Dataset excerpt
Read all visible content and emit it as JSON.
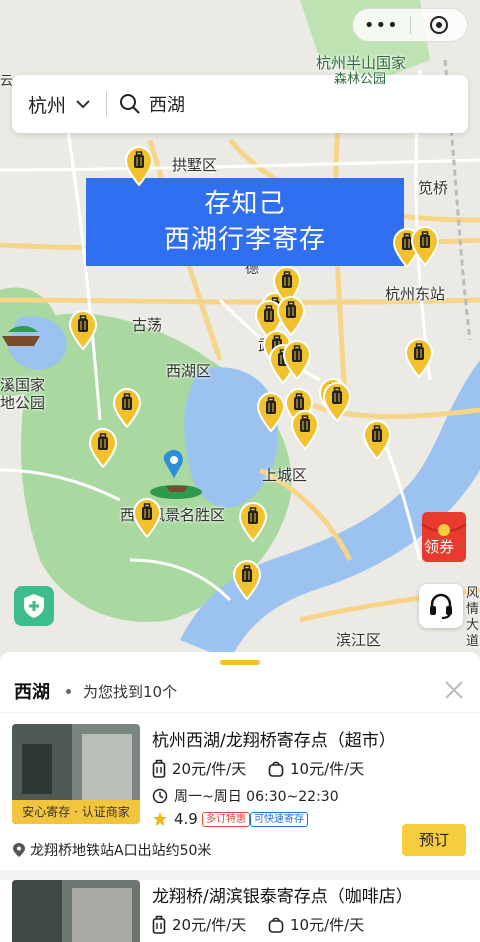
{
  "search": {
    "city": "杭州",
    "query": "西湖"
  },
  "banner": {
    "line1": "存知己",
    "line2": "西湖行李寄存"
  },
  "map_labels": {
    "hangzhou_banshan": "杭州半山国家",
    "banshan_sub": "森林公园",
    "gongshu": "拱墅区",
    "jianqiao": "笕桥",
    "dongzhan": "杭州东站",
    "gudang": "古荡",
    "xihu_district": "西湖区",
    "xixi_line1": "溪国家",
    "xixi_line2": "地公园",
    "shangcheng": "上城区",
    "scenic": "西湖风景名胜区",
    "binjiang": "滨江区",
    "wulin": "武",
    "de": "德",
    "tai_left": "云",
    "right_edge": "风情大道"
  },
  "results": {
    "location": "西湖",
    "count_text": "为您找到10个"
  },
  "listings": [
    {
      "title": "杭州西湖/龙翔桥寄存点（超市）",
      "ribbon": "安心寄存 · 认证商家",
      "price_large": "20元/件/天",
      "price_small": "10元/件/天",
      "hours": "周一~周日 06:30~22:30",
      "rating": "4.9",
      "tags": [
        "多订特惠",
        "可快速寄存"
      ],
      "address": "龙翔桥地铁站A口出站约50米",
      "book_label": "预订"
    },
    {
      "title": "龙翔桥/湖滨银泰寄存点（咖啡店）",
      "price_large": "20元/件/天",
      "price_small": "10元/件/天"
    }
  ],
  "icons": {
    "more": "more-dots-icon",
    "close_capsule": "capsule-close-icon",
    "search": "search-icon",
    "chevron": "chevron-down-icon",
    "pin": "luggage-pin-icon",
    "shield": "shield-plus-icon",
    "headset": "headset-icon",
    "coupon": "coupon-envelope-icon",
    "close_sheet": "close-icon"
  },
  "coupon_label": "领券",
  "colors": {
    "accent": "#f5cd3d",
    "banner": "#2f6ff0",
    "pin": "#f2c12e",
    "water": "#9cc3ef",
    "park": "#a9d8a0"
  }
}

_What you should do_.
Identify each line containing the string "close" and copy it out.

_Exercise result_.
    "close_capsule": "capsule-close-icon",
    "close_sheet": "close-icon"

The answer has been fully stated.